**Records excerpted from a collection:**
----------

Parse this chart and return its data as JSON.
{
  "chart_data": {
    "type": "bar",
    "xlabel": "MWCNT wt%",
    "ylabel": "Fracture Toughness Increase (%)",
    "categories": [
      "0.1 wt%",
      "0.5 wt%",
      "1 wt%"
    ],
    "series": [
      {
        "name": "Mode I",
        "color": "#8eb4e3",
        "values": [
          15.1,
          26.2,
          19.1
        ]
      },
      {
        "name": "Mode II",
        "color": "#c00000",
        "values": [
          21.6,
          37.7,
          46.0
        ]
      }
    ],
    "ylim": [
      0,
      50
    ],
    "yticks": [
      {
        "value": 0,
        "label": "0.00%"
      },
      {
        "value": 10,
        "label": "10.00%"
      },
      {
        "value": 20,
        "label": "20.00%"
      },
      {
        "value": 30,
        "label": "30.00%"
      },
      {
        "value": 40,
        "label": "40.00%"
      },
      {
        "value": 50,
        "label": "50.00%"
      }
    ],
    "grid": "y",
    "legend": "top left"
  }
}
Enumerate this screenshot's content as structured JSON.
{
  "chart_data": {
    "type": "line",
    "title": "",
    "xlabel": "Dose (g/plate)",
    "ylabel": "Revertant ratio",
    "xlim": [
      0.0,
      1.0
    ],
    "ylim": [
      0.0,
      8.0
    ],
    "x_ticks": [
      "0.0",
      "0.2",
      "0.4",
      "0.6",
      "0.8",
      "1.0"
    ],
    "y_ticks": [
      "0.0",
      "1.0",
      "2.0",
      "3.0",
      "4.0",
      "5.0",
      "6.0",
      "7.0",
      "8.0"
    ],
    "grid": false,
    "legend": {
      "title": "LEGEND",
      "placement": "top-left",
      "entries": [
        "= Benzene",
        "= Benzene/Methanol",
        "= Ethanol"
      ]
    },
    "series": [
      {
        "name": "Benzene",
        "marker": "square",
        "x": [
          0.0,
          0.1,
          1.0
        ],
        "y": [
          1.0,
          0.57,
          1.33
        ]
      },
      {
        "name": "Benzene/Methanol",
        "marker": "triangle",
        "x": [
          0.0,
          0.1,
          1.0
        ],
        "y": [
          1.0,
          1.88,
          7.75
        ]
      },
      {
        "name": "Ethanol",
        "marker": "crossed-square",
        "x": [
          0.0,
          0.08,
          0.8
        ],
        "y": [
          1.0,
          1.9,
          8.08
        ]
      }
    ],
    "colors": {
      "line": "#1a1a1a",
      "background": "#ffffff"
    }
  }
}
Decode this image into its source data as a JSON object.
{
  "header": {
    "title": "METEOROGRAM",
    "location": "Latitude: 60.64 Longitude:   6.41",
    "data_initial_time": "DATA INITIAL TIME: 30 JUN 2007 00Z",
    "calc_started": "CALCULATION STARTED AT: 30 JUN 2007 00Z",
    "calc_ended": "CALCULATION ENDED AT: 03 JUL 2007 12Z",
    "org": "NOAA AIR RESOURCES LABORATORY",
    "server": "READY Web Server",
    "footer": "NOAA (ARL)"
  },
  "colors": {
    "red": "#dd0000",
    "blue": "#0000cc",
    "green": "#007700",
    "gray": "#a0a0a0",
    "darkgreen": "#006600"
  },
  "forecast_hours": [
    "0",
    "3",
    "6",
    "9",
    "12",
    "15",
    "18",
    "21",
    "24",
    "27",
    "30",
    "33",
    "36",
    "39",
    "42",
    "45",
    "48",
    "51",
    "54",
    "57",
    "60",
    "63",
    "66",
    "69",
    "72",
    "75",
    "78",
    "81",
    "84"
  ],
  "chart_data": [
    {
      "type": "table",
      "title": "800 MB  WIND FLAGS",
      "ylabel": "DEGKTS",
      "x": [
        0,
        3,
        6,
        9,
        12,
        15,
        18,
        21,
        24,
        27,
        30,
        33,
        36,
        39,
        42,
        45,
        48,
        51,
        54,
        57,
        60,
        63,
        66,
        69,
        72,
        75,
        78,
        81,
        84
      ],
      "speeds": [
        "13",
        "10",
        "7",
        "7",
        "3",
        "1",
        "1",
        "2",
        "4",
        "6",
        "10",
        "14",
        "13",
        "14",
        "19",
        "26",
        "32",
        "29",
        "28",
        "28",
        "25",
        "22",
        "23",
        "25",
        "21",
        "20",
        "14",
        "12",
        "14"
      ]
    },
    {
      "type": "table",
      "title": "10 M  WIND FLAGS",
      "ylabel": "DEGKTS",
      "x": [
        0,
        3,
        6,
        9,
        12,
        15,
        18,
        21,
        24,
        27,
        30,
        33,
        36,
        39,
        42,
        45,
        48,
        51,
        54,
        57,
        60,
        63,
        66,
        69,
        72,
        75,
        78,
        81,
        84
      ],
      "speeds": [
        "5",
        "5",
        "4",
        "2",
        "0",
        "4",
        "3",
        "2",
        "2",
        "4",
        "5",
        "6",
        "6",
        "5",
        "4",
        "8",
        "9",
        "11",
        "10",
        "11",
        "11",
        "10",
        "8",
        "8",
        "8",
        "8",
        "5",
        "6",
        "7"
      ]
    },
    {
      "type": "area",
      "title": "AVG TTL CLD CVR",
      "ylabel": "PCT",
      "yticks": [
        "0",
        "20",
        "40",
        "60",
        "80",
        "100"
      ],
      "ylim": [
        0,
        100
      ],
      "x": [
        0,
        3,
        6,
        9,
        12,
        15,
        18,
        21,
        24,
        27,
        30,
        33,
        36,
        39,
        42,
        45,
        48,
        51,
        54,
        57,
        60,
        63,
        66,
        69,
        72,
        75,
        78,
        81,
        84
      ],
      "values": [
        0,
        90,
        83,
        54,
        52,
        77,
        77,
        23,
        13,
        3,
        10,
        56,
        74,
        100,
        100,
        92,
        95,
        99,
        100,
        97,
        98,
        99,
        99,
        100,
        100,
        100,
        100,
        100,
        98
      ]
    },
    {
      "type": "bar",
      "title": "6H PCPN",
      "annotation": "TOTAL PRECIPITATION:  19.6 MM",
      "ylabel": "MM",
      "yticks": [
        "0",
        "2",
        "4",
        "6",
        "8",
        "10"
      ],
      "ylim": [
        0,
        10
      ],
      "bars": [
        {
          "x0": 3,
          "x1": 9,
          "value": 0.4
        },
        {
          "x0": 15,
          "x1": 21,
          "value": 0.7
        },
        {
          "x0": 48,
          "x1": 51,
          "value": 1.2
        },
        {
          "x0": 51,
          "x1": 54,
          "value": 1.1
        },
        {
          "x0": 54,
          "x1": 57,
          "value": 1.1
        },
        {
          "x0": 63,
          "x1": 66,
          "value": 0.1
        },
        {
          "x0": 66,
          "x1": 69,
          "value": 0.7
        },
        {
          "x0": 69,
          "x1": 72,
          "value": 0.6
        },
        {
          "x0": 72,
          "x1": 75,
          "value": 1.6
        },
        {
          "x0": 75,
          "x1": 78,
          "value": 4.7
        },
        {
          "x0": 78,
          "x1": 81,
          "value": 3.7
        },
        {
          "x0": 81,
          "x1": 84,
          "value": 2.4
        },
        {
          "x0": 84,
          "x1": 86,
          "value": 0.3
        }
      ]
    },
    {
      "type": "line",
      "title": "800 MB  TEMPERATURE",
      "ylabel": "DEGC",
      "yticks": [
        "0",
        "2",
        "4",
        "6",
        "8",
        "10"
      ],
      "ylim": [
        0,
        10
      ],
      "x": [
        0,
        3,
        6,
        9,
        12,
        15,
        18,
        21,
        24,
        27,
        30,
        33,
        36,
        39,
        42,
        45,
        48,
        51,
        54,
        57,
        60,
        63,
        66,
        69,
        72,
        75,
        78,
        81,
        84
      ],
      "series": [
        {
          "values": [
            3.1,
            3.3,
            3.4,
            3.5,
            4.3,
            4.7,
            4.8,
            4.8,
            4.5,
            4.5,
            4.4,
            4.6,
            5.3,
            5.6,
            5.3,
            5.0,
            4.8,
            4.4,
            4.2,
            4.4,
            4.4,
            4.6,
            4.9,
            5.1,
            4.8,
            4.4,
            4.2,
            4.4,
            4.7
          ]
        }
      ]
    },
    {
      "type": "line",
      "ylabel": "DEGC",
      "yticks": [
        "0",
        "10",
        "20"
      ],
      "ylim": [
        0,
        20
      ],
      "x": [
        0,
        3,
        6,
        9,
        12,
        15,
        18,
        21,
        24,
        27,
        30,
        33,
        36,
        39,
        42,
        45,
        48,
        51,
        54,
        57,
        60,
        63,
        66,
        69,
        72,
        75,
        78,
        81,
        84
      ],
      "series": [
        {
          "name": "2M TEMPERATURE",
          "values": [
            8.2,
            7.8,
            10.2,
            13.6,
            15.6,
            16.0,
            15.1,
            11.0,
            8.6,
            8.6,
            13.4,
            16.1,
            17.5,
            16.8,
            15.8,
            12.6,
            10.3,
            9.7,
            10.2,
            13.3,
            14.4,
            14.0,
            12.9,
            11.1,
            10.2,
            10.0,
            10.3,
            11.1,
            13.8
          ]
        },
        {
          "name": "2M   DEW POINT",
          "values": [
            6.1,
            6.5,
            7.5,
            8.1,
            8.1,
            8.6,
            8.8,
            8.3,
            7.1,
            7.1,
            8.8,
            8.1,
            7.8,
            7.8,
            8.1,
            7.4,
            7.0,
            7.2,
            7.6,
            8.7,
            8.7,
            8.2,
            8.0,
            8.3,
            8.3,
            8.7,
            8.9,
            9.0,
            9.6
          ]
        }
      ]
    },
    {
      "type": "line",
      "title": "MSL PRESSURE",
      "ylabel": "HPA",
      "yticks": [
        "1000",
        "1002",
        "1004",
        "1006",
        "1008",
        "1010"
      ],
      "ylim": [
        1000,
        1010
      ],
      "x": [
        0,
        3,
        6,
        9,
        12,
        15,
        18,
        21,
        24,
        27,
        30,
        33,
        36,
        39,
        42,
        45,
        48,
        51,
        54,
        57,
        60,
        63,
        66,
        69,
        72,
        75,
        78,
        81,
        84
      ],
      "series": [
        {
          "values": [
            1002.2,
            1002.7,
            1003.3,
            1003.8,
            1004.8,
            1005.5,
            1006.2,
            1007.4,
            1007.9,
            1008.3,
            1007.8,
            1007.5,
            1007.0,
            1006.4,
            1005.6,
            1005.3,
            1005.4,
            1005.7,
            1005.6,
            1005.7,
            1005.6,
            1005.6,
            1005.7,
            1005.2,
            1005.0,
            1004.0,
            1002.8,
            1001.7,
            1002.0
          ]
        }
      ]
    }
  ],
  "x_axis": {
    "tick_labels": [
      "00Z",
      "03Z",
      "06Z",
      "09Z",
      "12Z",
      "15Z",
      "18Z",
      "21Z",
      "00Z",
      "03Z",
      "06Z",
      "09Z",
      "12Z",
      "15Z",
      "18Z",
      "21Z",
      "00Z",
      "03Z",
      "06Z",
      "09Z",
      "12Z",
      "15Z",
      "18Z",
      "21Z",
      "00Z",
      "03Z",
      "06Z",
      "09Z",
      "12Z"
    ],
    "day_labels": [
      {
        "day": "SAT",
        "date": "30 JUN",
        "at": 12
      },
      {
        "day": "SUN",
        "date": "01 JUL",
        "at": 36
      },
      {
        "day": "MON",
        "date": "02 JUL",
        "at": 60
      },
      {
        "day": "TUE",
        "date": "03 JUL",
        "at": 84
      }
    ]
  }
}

----------

**What you need to do:**
Pull out every line in the material above where "FLAGS" occurs.

**Output for this task:**
      "title": "800 MB  WIND FLAGS",
      "title": "10 M  WIND FLAGS",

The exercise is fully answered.